■ Dataset items ■
:::::

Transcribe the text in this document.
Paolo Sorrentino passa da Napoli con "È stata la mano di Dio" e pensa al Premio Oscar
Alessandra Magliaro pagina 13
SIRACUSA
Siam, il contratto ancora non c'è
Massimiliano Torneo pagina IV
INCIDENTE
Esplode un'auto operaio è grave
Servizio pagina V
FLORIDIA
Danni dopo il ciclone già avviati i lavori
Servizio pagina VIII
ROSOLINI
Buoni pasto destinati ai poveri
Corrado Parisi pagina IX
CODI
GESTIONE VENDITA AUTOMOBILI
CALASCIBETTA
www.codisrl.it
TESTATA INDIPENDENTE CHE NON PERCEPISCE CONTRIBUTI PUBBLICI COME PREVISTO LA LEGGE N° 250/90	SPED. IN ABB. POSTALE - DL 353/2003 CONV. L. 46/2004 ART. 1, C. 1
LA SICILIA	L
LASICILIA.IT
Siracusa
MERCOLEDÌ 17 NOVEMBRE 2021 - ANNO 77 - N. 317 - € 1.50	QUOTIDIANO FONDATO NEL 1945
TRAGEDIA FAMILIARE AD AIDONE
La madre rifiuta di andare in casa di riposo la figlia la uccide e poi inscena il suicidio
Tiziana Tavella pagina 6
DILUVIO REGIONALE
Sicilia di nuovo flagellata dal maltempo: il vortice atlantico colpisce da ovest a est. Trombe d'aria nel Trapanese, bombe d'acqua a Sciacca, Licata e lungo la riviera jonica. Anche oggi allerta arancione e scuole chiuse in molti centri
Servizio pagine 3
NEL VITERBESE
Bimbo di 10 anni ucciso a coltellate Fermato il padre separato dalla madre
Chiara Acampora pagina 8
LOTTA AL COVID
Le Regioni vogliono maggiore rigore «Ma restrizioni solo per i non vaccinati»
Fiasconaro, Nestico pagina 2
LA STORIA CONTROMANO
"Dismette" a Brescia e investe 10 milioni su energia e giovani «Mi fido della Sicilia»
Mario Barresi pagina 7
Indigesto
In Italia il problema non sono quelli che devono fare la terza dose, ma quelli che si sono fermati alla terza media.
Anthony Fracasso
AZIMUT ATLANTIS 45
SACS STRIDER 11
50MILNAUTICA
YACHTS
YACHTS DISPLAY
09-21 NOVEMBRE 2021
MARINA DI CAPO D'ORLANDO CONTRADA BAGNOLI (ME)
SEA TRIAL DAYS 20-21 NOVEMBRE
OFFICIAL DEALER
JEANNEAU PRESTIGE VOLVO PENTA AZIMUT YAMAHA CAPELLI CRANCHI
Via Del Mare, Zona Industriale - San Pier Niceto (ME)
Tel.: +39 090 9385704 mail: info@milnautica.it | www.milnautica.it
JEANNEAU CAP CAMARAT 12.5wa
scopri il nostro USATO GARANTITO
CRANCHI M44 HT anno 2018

:::::

Transcribe every entry exactly.

■ Written reply ■
Transcribe the text in this document.
Paolo Sorrentino passa da Napoli con "È stata la mano di Dio" e pensa al Premio Oscar
Alessandra Magliaro pagina 13
SIRACUSA
Siam, il contratto ancora non c'è
Massimiliano Torneo pagina IV
INCIDENTE
Esplode un'auto operaio è grave
Servizio pagina V
FLORIDIA
Danni dopo il ciclone già avviati i lavori
Servizio pagina VIII
ROSOLINI
Buoni pasto destinati ai poveri
Corrado Parisi pagina IX
CODI
GESTIONE VENDITA AUTOMOBILI
CALASCIBETTA
www.codisrl.it
TESTATA INDIPENDENTE CHE NON PERCEPISCE CONTRIBUTI PUBBLICI COME PREVISTO LA LEGGE N° 250/90	SPED. IN ABB. POSTALE - DL 353/2003 CONV. L. 46/2004 ART. 1, C. 1
LA SICILIA	L
LASICILIA.IT
Siracusa
MERCOLEDÌ 17 NOVEMBRE 2021 - ANNO 77 - N. 317 - € 1.50	QUOTIDIANO FONDATO NEL 1945
TRAGEDIA FAMILIARE AD AIDONE
La madre rifiuta di andare in casa di riposo la figlia la uccide e poi inscena il suicidio
Tiziana Tavella pagina 6
DILUVIO REGIONALE
Sicilia di nuovo flagellata dal maltempo: il vortice atlantico colpisce da ovest a est. Trombe d'aria nel Trapanese, bombe d'acqua a Sciacca, Licata e lungo la riviera jonica. Anche oggi allerta arancione e scuole chiuse in molti centri
Servizio pagine 3
NEL VITERBESE
Bimbo di 10 anni ucciso a coltellate Fermato il padre separato dalla madre
Chiara Acampora pagina 8
LOTTA AL COVID
Le Regioni vogliono maggiore rigore «Ma restrizioni solo per i non vaccinati»
Fiasconaro, Nestico pagina 2
LA STORIA CONTROMANO
"Dismette" a Brescia e investe 10 milioni su energia e giovani «Mi fido della Sicilia»
Mario Barresi pagina 7
Indigesto
In Italia il problema non sono quelli che devono fare la terza dose, ma quelli che si sono fermati alla terza media.
Anthony Fracasso
AZIMUT ATLANTIS 45
SACS STRIDER 11
50MILNAUTICA
YACHTS
YACHTS DISPLAY
09-21 NOVEMBRE 2021
MARINA DI CAPO D'ORLANDO CONTRADA BAGNOLI (ME)
SEA TRIAL DAYS 20-21 NOVEMBRE
OFFICIAL DEALER
JEANNEAU PRESTIGE VOLVO PENTA AZIMUT YAMAHA CAPELLI CRANCHI
Via Del Mare, Zona Industriale - San Pier Niceto (ME)
Tel.: +39 090 9385704 mail: info@milnautica.it | www.milnautica.it
JEANNEAU CAP CAMARAT 12.5wa
scopri il nostro USATO GARANTITO
CRANCHI M44 HT anno 2018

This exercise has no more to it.